Written instruction: Transcribe all of the material exactly. Any picture in it should be left out.

Figure record listings:
•••••
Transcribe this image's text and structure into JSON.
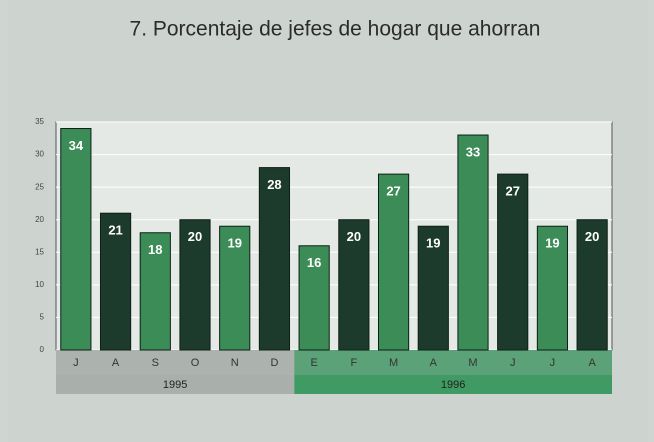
{
  "chart_data": {
    "type": "bar",
    "title": "7. Porcentaje de jefes de hogar que ahorran",
    "categories": [
      "J",
      "A",
      "S",
      "O",
      "N",
      "D",
      "E",
      "F",
      "M",
      "A",
      "M",
      "J",
      "J",
      "A"
    ],
    "values": [
      34,
      21,
      18,
      20,
      19,
      28,
      16,
      20,
      27,
      19,
      33,
      27,
      19,
      20
    ],
    "colors": [
      "#3b8c57",
      "#1d3b2c",
      "#3b8c57",
      "#1d3b2c",
      "#3b8c57",
      "#1d3b2c",
      "#3b8c57",
      "#1d3b2c",
      "#3b8c57",
      "#1d3b2c",
      "#3b8c57",
      "#1d3b2c",
      "#3b8c57",
      "#1d3b2c"
    ],
    "groups": [
      {
        "label": "1995",
        "count": 6,
        "color": "#a9b0ab"
      },
      {
        "label": "1996",
        "count": 8,
        "color": "#3f9a63"
      }
    ],
    "ylim": [
      0,
      35
    ],
    "yticks": [
      0,
      5,
      10,
      15,
      20,
      25,
      30,
      35
    ],
    "grid": true
  }
}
•••••
Completed task:
Transcribe this image's text and structure into JSON.
{
  "chart_data": {
    "type": "bar",
    "title": "7. Porcentaje de jefes de hogar que ahorran",
    "categories": [
      "J",
      "A",
      "S",
      "O",
      "N",
      "D",
      "E",
      "F",
      "M",
      "A",
      "M",
      "J",
      "J",
      "A"
    ],
    "values": [
      34,
      21,
      18,
      20,
      19,
      28,
      16,
      20,
      27,
      19,
      33,
      27,
      19,
      20
    ],
    "colors": [
      "#3b8c57",
      "#1d3b2c",
      "#3b8c57",
      "#1d3b2c",
      "#3b8c57",
      "#1d3b2c",
      "#3b8c57",
      "#1d3b2c",
      "#3b8c57",
      "#1d3b2c",
      "#3b8c57",
      "#1d3b2c",
      "#3b8c57",
      "#1d3b2c"
    ],
    "groups": [
      {
        "label": "1995",
        "count": 6,
        "color": "#a9b0ab"
      },
      {
        "label": "1996",
        "count": 8,
        "color": "#3f9a63"
      }
    ],
    "ylim": [
      0,
      35
    ],
    "yticks": [
      0,
      5,
      10,
      15,
      20,
      25,
      30,
      35
    ],
    "grid": true
  }
}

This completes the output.